# Written exercise
Every line of the data must be copied exactly.

─── Information provided ───

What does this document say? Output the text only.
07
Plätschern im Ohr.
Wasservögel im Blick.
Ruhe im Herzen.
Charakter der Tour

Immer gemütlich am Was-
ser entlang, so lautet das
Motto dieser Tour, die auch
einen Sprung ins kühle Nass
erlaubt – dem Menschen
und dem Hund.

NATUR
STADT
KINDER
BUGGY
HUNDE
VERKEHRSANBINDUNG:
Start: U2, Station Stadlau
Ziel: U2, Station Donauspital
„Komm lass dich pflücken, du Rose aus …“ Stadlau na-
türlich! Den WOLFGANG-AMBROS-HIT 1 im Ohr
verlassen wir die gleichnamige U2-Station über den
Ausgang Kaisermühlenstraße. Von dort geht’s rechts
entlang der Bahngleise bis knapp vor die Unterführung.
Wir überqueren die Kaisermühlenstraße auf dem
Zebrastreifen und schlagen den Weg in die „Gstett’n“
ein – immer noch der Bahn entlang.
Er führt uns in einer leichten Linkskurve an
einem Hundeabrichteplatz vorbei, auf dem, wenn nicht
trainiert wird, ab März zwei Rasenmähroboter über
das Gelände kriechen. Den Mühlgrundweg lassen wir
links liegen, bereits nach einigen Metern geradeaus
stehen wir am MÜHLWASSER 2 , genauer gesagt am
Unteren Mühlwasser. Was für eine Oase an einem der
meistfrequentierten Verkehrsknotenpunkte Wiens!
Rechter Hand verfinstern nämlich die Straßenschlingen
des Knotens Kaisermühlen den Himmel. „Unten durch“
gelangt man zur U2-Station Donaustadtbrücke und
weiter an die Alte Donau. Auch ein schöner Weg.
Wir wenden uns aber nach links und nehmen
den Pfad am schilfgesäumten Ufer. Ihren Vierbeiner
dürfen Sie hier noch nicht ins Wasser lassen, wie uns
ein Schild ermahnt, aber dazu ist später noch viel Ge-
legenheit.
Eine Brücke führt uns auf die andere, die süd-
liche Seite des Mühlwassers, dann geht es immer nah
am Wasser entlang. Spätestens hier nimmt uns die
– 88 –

───

# Task result
What does this document say? Output the text only.
07
Plätschern im Ohr.
Wasservögel im Blick.
Ruhe im Herzen.
Charakter der Tour

Immer gemütlich am Was-
ser entlang, so lautet das
Motto dieser Tour, die auch
einen Sprung ins kühle Nass
erlaubt – dem Menschen
und dem Hund.

NATUR
STADT
KINDER
BUGGY
HUNDE
VERKEHRSANBINDUNG:
Start: U2, Station Stadlau
Ziel: U2, Station Donauspital
„Komm lass dich pflücken, du Rose aus …“ Stadlau na-
türlich! Den WOLFGANG-AMBROS-HIT 1 im Ohr
verlassen wir die gleichnamige U2-Station über den
Ausgang Kaisermühlenstraße. Von dort geht’s rechts
entlang der Bahngleise bis knapp vor die Unterführung.
Wir überqueren die Kaisermühlenstraße auf dem
Zebrastreifen und schlagen den Weg in die „Gstett’n“
ein – immer noch der Bahn entlang.
Er führt uns in einer leichten Linkskurve an
einem Hundeabrichteplatz vorbei, auf dem, wenn nicht
trainiert wird, ab März zwei Rasenmähroboter über
das Gelände kriechen. Den Mühlgrundweg lassen wir
links liegen, bereits nach einigen Metern geradeaus
stehen wir am MÜHLWASSER 2 , genauer gesagt am
Unteren Mühlwasser. Was für eine Oase an einem der
meistfrequentierten Verkehrsknotenpunkte Wiens!
Rechter Hand verfinstern nämlich die Straßenschlingen
des Knotens Kaisermühlen den Himmel. „Unten durch“
gelangt man zur U2-Station Donaustadtbrücke und
weiter an die Alte Donau. Auch ein schöner Weg.
Wir wenden uns aber nach links und nehmen
den Pfad am schilfgesäumten Ufer. Ihren Vierbeiner
dürfen Sie hier noch nicht ins Wasser lassen, wie uns
ein Schild ermahnt, aber dazu ist später noch viel Ge-
legenheit.
Eine Brücke führt uns auf die andere, die süd-
liche Seite des Mühlwassers, dann geht es immer nah
am Wasser entlang. Spätestens hier nimmt uns die
– 88 –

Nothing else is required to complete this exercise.